● THE TASK: In the listing below, locate the lines bearing the word "Technical". Copy every one of them.

● ENTRIES SUPPLIED:
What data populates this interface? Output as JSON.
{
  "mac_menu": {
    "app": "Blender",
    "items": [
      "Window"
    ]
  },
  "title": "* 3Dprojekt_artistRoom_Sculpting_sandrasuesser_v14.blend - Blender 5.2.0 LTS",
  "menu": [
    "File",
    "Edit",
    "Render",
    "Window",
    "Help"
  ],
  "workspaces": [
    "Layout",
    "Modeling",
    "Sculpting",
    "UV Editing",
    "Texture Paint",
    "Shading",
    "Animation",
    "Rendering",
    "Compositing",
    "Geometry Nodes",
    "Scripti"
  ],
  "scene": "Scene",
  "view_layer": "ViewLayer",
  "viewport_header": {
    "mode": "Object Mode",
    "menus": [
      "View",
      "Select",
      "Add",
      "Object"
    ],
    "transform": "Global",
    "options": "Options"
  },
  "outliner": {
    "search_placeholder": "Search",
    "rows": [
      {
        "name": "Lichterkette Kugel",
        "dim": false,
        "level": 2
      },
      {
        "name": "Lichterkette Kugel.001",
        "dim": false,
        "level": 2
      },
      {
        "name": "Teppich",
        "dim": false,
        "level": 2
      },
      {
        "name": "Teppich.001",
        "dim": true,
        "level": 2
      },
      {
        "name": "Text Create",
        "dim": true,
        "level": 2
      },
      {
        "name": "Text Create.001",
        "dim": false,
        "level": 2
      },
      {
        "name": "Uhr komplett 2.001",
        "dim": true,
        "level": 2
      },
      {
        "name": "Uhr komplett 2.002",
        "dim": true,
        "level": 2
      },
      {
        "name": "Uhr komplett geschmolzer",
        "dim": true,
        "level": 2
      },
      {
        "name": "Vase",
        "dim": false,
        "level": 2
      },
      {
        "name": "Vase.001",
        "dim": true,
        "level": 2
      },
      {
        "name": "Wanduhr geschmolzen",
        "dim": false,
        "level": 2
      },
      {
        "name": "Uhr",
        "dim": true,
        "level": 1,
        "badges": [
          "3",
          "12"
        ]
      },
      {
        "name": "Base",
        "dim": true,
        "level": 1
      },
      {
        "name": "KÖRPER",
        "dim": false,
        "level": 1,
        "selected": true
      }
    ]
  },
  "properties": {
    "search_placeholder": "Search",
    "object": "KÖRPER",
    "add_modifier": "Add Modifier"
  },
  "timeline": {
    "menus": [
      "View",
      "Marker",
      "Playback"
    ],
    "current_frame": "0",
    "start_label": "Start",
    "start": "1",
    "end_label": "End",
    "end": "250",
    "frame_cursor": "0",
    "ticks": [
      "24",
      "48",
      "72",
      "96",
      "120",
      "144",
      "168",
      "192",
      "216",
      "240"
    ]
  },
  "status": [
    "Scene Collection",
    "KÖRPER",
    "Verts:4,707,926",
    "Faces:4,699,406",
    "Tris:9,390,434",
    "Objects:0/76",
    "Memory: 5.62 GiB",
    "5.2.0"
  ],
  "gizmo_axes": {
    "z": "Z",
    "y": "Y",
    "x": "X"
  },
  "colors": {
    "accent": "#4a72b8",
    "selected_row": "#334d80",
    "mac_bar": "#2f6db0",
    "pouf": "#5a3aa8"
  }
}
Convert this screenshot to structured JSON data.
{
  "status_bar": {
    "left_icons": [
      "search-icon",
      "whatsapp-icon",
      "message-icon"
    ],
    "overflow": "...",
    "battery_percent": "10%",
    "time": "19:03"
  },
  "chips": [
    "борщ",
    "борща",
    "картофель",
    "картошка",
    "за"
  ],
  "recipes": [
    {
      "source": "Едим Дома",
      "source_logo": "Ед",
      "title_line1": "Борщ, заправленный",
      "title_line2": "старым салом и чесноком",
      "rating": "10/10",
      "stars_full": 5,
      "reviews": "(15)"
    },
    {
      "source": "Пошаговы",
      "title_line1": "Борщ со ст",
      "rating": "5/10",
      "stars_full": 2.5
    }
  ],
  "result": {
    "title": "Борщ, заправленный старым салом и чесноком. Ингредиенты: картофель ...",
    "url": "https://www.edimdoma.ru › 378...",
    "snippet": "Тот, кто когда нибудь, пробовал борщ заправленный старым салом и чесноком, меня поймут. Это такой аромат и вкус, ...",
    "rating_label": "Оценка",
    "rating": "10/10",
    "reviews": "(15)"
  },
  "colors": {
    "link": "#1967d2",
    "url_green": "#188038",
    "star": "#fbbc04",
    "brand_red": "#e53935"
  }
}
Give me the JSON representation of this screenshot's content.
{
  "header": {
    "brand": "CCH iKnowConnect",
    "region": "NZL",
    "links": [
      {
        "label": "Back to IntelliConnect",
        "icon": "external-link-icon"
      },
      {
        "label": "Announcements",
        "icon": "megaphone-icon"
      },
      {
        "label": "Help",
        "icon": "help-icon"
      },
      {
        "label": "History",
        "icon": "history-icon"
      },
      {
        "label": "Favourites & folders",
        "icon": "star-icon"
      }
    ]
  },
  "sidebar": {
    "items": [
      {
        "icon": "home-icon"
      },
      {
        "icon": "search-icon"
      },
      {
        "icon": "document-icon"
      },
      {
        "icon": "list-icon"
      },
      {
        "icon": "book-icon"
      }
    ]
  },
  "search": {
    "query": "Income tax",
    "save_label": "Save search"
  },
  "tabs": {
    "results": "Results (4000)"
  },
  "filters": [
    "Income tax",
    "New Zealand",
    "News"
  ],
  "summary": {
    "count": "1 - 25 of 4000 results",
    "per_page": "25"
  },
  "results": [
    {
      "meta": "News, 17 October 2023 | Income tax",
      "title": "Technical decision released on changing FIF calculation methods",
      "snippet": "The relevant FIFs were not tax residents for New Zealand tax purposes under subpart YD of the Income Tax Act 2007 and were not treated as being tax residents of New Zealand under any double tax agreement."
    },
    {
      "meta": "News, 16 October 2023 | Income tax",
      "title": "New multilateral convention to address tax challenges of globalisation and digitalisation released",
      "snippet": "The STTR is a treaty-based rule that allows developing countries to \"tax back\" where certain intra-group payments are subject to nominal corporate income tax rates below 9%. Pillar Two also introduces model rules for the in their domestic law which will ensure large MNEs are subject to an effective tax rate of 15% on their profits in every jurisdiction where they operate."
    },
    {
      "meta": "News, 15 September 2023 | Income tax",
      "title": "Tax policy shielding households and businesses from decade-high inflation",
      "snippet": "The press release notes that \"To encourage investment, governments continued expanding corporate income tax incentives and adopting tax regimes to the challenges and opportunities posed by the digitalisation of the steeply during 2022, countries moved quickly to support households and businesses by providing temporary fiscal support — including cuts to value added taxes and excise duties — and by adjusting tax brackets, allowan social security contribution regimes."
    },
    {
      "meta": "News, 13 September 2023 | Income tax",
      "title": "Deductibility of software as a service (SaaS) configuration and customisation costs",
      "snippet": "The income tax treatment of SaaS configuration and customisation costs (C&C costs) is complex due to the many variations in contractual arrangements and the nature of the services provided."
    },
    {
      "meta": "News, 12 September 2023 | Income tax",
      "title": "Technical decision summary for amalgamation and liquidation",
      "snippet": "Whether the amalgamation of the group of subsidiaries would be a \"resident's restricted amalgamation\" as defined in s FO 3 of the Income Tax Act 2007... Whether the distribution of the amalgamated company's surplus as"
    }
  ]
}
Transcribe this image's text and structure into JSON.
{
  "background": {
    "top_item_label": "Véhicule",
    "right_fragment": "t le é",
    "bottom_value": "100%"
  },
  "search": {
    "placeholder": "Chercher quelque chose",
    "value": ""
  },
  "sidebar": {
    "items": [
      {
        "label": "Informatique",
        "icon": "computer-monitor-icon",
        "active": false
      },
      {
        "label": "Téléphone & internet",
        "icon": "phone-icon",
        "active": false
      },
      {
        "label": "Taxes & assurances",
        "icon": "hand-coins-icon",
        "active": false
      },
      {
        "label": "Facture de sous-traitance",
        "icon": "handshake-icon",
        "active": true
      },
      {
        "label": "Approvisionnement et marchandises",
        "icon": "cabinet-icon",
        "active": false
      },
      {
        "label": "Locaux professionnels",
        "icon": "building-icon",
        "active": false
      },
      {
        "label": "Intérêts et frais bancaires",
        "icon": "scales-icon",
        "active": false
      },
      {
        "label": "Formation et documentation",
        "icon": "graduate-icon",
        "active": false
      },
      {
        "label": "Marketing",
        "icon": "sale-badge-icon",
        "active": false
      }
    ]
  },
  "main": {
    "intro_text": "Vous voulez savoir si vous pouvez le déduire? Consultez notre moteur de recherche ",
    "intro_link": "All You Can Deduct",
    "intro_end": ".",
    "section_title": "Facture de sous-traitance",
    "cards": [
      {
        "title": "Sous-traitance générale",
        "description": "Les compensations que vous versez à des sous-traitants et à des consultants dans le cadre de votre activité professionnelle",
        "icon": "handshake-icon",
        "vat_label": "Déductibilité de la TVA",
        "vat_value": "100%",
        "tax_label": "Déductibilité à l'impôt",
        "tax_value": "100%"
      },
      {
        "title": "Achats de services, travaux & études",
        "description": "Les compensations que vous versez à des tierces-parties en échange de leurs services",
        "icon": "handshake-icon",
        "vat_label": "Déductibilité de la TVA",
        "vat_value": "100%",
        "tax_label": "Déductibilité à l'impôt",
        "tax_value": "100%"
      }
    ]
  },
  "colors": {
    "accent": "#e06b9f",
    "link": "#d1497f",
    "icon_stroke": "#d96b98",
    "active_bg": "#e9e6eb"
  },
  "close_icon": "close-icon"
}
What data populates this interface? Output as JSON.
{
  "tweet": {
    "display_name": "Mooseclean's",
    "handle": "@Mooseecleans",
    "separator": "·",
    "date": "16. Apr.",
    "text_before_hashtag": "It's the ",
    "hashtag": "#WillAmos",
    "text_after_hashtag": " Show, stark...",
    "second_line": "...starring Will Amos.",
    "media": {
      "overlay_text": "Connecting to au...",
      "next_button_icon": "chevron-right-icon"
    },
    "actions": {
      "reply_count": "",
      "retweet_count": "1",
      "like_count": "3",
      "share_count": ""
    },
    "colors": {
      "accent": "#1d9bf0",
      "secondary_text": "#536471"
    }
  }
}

● SOLUTION:
      "title": "Technical decision released on changing FIF calculation methods",
      "title": "Technical decision summary for amalgamation and liquidation",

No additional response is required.